Stated goal
Reproduce every entry below precisely; do not include the pictures.

Recorded data:
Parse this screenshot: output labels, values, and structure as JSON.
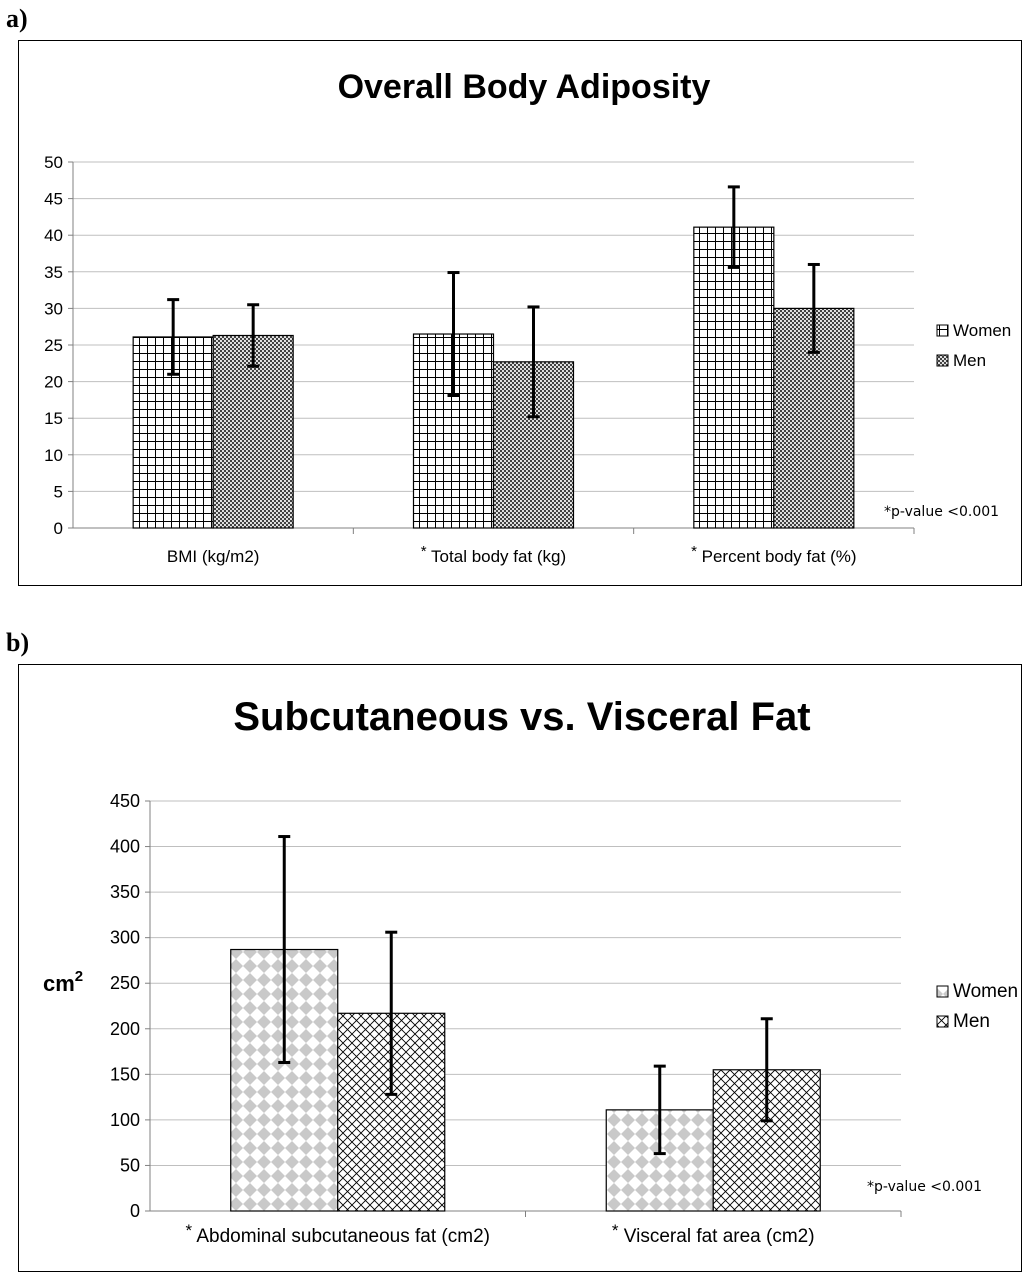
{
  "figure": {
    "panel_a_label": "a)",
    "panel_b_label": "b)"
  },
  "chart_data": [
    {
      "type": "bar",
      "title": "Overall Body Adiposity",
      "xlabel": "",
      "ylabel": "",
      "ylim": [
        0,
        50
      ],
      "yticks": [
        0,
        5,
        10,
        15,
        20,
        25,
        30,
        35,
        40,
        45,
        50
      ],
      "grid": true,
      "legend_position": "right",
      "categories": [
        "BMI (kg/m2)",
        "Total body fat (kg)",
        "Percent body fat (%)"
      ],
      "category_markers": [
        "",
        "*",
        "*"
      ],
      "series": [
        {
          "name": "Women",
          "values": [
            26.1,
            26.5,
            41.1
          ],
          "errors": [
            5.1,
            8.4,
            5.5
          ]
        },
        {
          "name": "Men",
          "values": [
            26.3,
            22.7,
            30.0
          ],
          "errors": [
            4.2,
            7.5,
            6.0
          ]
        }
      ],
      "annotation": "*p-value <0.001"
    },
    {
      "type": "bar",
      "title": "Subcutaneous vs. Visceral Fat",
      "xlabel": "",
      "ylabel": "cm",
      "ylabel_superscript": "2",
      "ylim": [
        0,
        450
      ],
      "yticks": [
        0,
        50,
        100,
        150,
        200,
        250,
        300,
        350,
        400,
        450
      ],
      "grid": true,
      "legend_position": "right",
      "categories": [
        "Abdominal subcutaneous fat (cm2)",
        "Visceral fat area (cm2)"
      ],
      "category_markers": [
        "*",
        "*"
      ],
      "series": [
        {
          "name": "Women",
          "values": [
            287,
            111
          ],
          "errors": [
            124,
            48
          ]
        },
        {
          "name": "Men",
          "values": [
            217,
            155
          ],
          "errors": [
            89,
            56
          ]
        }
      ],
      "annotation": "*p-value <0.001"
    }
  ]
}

Exercise answer
Parse this screenshot: output labels, values, and structure as JSON.
{
  "figure": {
    "panel_a_label": "a)",
    "panel_b_label": "b)"
  },
  "chart_data": [
    {
      "type": "bar",
      "title": "Overall Body Adiposity",
      "xlabel": "",
      "ylabel": "",
      "ylim": [
        0,
        50
      ],
      "yticks": [
        0,
        5,
        10,
        15,
        20,
        25,
        30,
        35,
        40,
        45,
        50
      ],
      "grid": true,
      "legend_position": "right",
      "categories": [
        "BMI (kg/m2)",
        "Total body fat (kg)",
        "Percent body fat (%)"
      ],
      "category_markers": [
        "",
        "*",
        "*"
      ],
      "series": [
        {
          "name": "Women",
          "values": [
            26.1,
            26.5,
            41.1
          ],
          "errors": [
            5.1,
            8.4,
            5.5
          ]
        },
        {
          "name": "Men",
          "values": [
            26.3,
            22.7,
            30.0
          ],
          "errors": [
            4.2,
            7.5,
            6.0
          ]
        }
      ],
      "annotation": "*p-value <0.001"
    },
    {
      "type": "bar",
      "title": "Subcutaneous vs. Visceral Fat",
      "xlabel": "",
      "ylabel": "cm",
      "ylabel_superscript": "2",
      "ylim": [
        0,
        450
      ],
      "yticks": [
        0,
        50,
        100,
        150,
        200,
        250,
        300,
        350,
        400,
        450
      ],
      "grid": true,
      "legend_position": "right",
      "categories": [
        "Abdominal subcutaneous fat (cm2)",
        "Visceral fat area (cm2)"
      ],
      "category_markers": [
        "*",
        "*"
      ],
      "series": [
        {
          "name": "Women",
          "values": [
            287,
            111
          ],
          "errors": [
            124,
            48
          ]
        },
        {
          "name": "Men",
          "values": [
            217,
            155
          ],
          "errors": [
            89,
            56
          ]
        }
      ],
      "annotation": "*p-value <0.001"
    }
  ]
}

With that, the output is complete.